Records
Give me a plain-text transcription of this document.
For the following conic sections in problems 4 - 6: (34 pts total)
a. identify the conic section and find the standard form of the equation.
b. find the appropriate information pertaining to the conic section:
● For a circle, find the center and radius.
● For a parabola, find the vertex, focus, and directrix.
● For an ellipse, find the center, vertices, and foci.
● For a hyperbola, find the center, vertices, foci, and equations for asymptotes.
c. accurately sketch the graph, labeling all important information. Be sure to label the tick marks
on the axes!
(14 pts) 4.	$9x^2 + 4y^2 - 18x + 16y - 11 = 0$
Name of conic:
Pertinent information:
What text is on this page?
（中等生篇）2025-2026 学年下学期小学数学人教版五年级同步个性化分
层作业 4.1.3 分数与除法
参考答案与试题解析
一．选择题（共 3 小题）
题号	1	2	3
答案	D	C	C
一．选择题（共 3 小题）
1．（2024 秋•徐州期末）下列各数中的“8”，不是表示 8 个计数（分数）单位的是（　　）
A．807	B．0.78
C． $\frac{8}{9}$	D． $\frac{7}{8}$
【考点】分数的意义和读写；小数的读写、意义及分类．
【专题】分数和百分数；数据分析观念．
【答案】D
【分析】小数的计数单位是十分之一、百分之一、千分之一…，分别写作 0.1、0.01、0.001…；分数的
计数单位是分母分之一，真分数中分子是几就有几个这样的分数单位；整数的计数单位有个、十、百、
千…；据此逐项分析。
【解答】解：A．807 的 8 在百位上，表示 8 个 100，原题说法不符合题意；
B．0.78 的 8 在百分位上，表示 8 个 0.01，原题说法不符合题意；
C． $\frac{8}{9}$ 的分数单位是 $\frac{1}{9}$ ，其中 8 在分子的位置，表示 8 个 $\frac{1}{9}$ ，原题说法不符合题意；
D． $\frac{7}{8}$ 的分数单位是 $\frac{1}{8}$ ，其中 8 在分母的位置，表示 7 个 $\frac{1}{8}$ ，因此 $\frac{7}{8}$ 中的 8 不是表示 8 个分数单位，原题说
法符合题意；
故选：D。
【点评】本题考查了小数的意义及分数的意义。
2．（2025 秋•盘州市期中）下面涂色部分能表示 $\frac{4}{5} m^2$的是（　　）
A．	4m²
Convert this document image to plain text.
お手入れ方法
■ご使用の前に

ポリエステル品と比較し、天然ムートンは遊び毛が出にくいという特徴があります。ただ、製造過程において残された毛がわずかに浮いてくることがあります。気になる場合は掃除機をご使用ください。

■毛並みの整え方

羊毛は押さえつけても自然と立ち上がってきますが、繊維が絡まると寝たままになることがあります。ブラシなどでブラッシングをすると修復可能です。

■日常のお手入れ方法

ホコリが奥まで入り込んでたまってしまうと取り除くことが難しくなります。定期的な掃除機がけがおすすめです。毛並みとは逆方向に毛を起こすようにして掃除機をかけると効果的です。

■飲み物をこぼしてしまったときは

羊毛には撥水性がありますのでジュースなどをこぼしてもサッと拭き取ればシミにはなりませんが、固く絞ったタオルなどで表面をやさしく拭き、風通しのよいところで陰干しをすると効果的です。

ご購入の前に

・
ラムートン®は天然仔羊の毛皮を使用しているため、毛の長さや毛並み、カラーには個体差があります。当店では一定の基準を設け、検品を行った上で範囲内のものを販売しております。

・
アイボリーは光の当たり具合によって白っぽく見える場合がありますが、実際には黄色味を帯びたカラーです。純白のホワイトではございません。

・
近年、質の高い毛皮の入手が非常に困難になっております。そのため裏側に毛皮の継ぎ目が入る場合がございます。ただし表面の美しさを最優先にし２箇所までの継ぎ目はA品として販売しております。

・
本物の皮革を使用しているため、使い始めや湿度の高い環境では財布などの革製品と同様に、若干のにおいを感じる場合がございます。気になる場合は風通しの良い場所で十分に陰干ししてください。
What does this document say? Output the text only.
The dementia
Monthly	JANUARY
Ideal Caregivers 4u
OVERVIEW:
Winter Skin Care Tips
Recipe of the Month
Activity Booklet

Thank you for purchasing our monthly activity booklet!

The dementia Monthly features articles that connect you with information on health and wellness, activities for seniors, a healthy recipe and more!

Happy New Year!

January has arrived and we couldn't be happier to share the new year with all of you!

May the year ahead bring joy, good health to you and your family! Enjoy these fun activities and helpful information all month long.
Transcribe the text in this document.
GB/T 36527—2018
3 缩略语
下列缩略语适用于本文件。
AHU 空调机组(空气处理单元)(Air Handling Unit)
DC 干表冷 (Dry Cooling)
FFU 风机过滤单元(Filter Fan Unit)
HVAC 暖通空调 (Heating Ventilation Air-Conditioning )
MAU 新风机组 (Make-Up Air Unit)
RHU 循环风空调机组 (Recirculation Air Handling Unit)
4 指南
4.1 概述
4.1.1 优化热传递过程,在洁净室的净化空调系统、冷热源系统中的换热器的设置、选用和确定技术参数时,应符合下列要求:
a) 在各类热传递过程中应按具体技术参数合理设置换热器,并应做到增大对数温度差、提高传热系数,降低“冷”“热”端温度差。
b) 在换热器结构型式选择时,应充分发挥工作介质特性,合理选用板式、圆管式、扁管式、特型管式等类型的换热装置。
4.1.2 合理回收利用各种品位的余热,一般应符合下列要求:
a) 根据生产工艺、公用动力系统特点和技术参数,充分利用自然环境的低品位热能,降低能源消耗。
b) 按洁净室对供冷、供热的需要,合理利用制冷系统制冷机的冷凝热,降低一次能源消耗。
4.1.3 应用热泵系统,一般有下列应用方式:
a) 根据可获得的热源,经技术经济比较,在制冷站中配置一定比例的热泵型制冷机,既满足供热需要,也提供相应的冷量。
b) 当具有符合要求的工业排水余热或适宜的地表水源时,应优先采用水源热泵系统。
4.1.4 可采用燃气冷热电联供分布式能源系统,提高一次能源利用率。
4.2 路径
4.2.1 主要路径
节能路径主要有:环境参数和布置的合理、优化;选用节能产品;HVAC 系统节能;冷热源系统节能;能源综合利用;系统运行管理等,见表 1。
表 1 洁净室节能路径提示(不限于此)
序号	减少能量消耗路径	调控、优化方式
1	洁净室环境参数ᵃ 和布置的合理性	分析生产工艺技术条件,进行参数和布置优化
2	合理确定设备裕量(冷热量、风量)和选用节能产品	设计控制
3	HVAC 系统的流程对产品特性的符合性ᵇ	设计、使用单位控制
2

§ **AIM**
Pull out each line of the records holding the string "center".

§ **COMPLETED TASK**
● For a circle, find the center and radius.
● For an ellipse, find the center, vertices, and foci.
● For a hyperbola, find the center, vertices, foci, and equations for asymptotes.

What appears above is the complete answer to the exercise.